■ WHAT TO DO
Translate this sentence from the college football article into Spanish: "Advertisers would love new, different programming in the dead of summer."
** start of TEXT EXCERPT **
Burning Tigers, speeding demons: Maclin, Holliday a dream match
This is the first of a two-part series on the fastest players in college football.
Tuesday: Jeremy Maclin wants a match race
Thursday: The fastest player ever
COLUMBIA, Mo. -- A college football match race. Good idea, right? There's not much else happening on campus this time of year that doesn't involve lifting, bar fights and summer school.
The four-letter could beat us over the head with it (or as other more rational TV professionals call it, "promotion"). Advertisers would love new, different programming in the dead of summer.
| 10 FASTEST PLAYERS IN COLLEGE FOOTBALL (in alphabetical order) | |
| Jahvid Best, RB, Cal, sophomore: Used sparingly as a freshman, Best once ran a 10.31 100 in high school. Missed the track season (and spring practice) recovering from a hip injury. |
| Noel Devine, RB, West Virginia, sophomore: A 10.4 (100) and 21.3 (200) sprinter in high school, Devine averaged 8.6 yards per rush as a freshman. |
| Jacoby Ford, WR, Clemson, junior: Reportedly ran a 4.126 in prep school. Called the fastest player ever at Fork Union Military Academy, a program that has produced 87 NFL draftees and two Heisman winners. |
| Michael Ray Garvin, DB, Florida State, senior: Set the school record for kick return yardage in '07. Member of FSU's 4x100 national champion relay team last year. |
| Percy Harvin, WR, Florida, junior: Think where Florida's running game would be without this wide receiver who runs a 4.28 40? |
| Trindon Holliday, RB/WR/KR, LSU, junior: Once ran a 4.27 40 in basketball shoes at an LSU camp. Since then he has become an elite track star and budding football prospect. |
| Jeremy Maclin, WR/KR, Missouri, sophomore: Set the NCAA record for most all-purpose yards by a freshman in 2007. |
| Taylor Mays, S, USC, junior: Two-time state of Washington prep sprint champ. Recently ran a 4.25 40 at USC. |
| Joe McKnight, RB, USC, sophomore: Former No. 1 recruit in the country, McKnight was a YouTube sensation who was compared to Reggie Bush. Ran a 10.4 100 in high school. |
| C.J. Spiller, RB, Clemson, junior: Seventeen career touchdowns as a standout tailback. Blazing sprinter with career bests of 6.74 (60), 10.41 (100) and 21.47 (200). |
| Ten others to consider: Bryan Evans, CB, Georgia; Jamere Holland, WR, Oregon; Deon Murphy, WR/PR, Kansas State; Louis Murphy, Florida; Travon Patterson, WR, USC; Chris Rainey, Florida; Omar Bolden, CB, Arizona State; Brandon Saine, RB, Ohio State; Marcus Thigpen, RB, Indiana; Pat White, QB, West Virginia. | |
Happens all the time anyway when players are horsing around. "Line up, fool, and let's run one. See that cone? First one to it goes to the head of the training table line."
** end of TEXT EXCERPT **
** start of RECORDS **
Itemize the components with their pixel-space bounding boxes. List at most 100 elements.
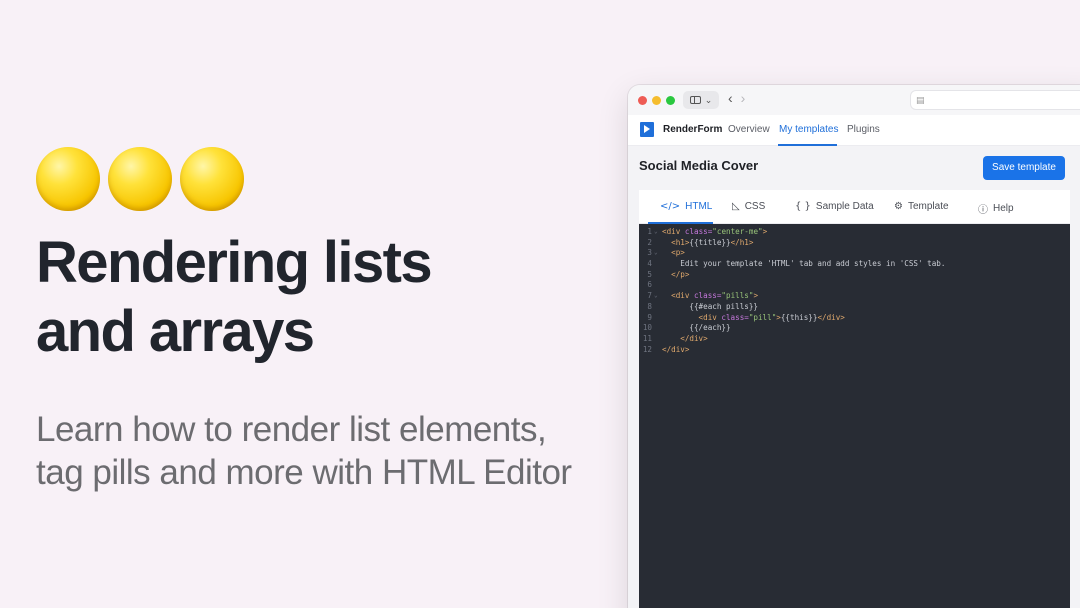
- line-number: 11: [642, 333, 652, 343]
- tab-label: Template: [907, 201, 949, 212]
- code-editor[interactable]: 1 ⌄ <div class="center-me"> 2 <h1>{{title}}<…: [639, 224, 1070, 608]
- address-bar[interactable]: ▤: [911, 91, 1080, 109]
- tab-html[interactable]: </> HTML: [660, 201, 712, 212]
- subheadline-line: tag pills and more with HTML Editor: [36, 453, 572, 492]
- code-token: {{title}}: [689, 237, 731, 247]
- nav-plugins[interactable]: Plugins: [847, 124, 880, 135]
- code-token: {{#each pills}}: [689, 301, 758, 311]
- code-icon: </>: [660, 201, 681, 212]
- code-line[interactable]: 9 <div class="pill">{{this}}</div>: [639, 313, 1070, 324]
- window-titlebar: ⌄ ‹ › ▤: [628, 85, 1080, 115]
- editor-card: </> HTML ◺ CSS { } Sample Data ⚙ Templat…: [639, 190, 1070, 608]
- headline-line: and arrays: [36, 299, 315, 364]
- code-line[interactable]: 7 ⌄ <div class="pills">: [639, 291, 1070, 302]
- tab-css[interactable]: ◺ CSS: [732, 201, 765, 212]
- tab-sample-data[interactable]: { } Sample Data: [795, 201, 874, 212]
- code-token: {{this}}: [780, 312, 818, 322]
- code-line[interactable]: 8 {{#each pills}}: [639, 302, 1070, 313]
- nav-my-templates[interactable]: My templates: [779, 124, 838, 135]
- fold-chevron-icon[interactable]: ⌄: [654, 227, 658, 238]
- line-number: 12: [642, 344, 652, 354]
- line-number: 3: [647, 248, 652, 258]
- chevron-down-icon: ⌄: [704, 94, 713, 105]
- code-line[interactable]: 2 <h1>{{title}}</h1>: [639, 238, 1070, 249]
- zoom-window-button[interactable]: [666, 96, 675, 105]
- code-text: Edit your template 'HTML' tab and add st…: [662, 259, 945, 270]
- fold-chevron-icon[interactable]: ⌄: [654, 248, 658, 259]
- code-token: <div: [662, 227, 685, 236]
- code-text: <p>: [662, 248, 685, 259]
- page-icon: ▤: [916, 95, 925, 105]
- headline-line: Rendering lists: [36, 230, 433, 295]
- tab-label: CSS: [744, 201, 766, 212]
- headline: Rendering lists and arrays: [36, 228, 596, 366]
- code-line[interactable]: 1 ⌄ <div class="center-me">: [639, 227, 1070, 238]
- line-number: 9: [647, 312, 652, 322]
- line-number: 2: [647, 237, 652, 247]
- code-line[interactable]: 6: [639, 280, 1070, 291]
- line-number: 1: [647, 227, 652, 236]
- braces-icon: { }: [795, 201, 811, 212]
- code-line[interactable]: 5 </p>: [639, 270, 1070, 281]
- code-token: class=: [721, 312, 749, 322]
- renderform-logo-icon[interactable]: [640, 122, 654, 137]
- code-text: {{/each}}: [662, 323, 730, 334]
- ruler-icon: ◺: [732, 201, 740, 212]
- back-icon[interactable]: ‹: [728, 90, 733, 106]
- minimize-window-button[interactable]: [652, 96, 661, 105]
- tab-template[interactable]: ⚙ Template: [894, 201, 949, 212]
- code-token: class=: [693, 291, 722, 301]
- subheadline: Learn how to render list elements, tag p…: [36, 408, 616, 494]
- info-icon: ⓘ: [978, 205, 988, 216]
- sidebar-toggle-button[interactable]: ⌄: [683, 91, 719, 109]
- code-line[interactable]: 11 </div>: [639, 334, 1070, 345]
- page-title: Social Media Cover: [639, 158, 759, 173]
- code-token: <div: [698, 312, 722, 322]
- forward-icon[interactable]: ›: [741, 90, 746, 106]
- code-text: <div class="pill">{{this}}</div>: [662, 313, 845, 324]
- code-token: class=: [684, 227, 713, 236]
- line-number: 5: [647, 269, 652, 279]
- code-line[interactable]: 12 </div>: [639, 345, 1070, 356]
- code-token: </div>: [680, 333, 708, 343]
- code-token: <p>: [671, 248, 685, 258]
- tab-label: Sample Data: [815, 201, 874, 212]
- gear-icon: ⚙: [894, 201, 903, 212]
- sidebar-icon: [689, 96, 701, 104]
- code-text: <h1>{{title}}</h1>: [662, 238, 753, 249]
- code-token: </p>: [671, 269, 690, 279]
- browser-window: ⌄ ‹ › ▤ RenderForm Overview My templates…: [628, 85, 1080, 608]
- emoji-row: [36, 147, 244, 211]
- code-token: >: [762, 227, 768, 236]
- code-token: "pills": [721, 291, 754, 301]
- subheadline-line: Learn how to render list elements,: [36, 410, 547, 449]
- tab-label: Help: [993, 203, 1014, 214]
- code-token: <div: [671, 291, 694, 301]
- code-token: "center-me": [712, 227, 763, 236]
- code-text: </div>: [662, 345, 689, 356]
- code-token: </h1>: [730, 237, 754, 247]
- close-window-button[interactable]: [638, 96, 647, 105]
- app-header: RenderForm Overview My templates Plugins: [628, 115, 1080, 146]
- code-text: <div class="pills">: [662, 291, 758, 302]
- line-number: 10: [642, 323, 652, 333]
- code-token: <h1>: [671, 237, 690, 247]
- editor-tabs: </> HTML ◺ CSS { } Sample Data ⚙ Templat…: [639, 190, 1070, 224]
- code-line[interactable]: 4 Edit your template 'HTML' tab and add s…: [639, 259, 1070, 270]
- code-token: </div>: [817, 312, 845, 322]
- traffic-lights: [638, 96, 675, 105]
- code-text: {{#each pills}}: [662, 302, 758, 313]
- yellow-face-emoji-icon: [180, 147, 244, 211]
- code-line[interactable]: 3 ⌄ <p>: [639, 248, 1070, 259]
- code-line[interactable]: 10 {{/each}}: [639, 323, 1070, 334]
- code-token: </div>: [662, 344, 690, 354]
- tab-help[interactable]: ⓘ Help: [978, 201, 1014, 216]
- code-text: </p>: [662, 270, 689, 281]
- brand-name[interactable]: RenderForm: [663, 124, 722, 135]
- code-text: <div class="center-me">: [662, 227, 767, 238]
- save-template-button[interactable]: Save template: [983, 156, 1065, 180]
- yellow-face-emoji-icon: [108, 147, 172, 211]
- main-content: Social Media Cover Save template </> HTM…: [628, 146, 1080, 608]
- fold-chevron-icon[interactable]: ⌄: [654, 291, 658, 302]
- nav-overview[interactable]: Overview: [728, 124, 770, 135]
** end of RECORDS **
■ SOLUTION BELOW
A los anunciantes les encantaría una programación nueva y diferente en pleno verano.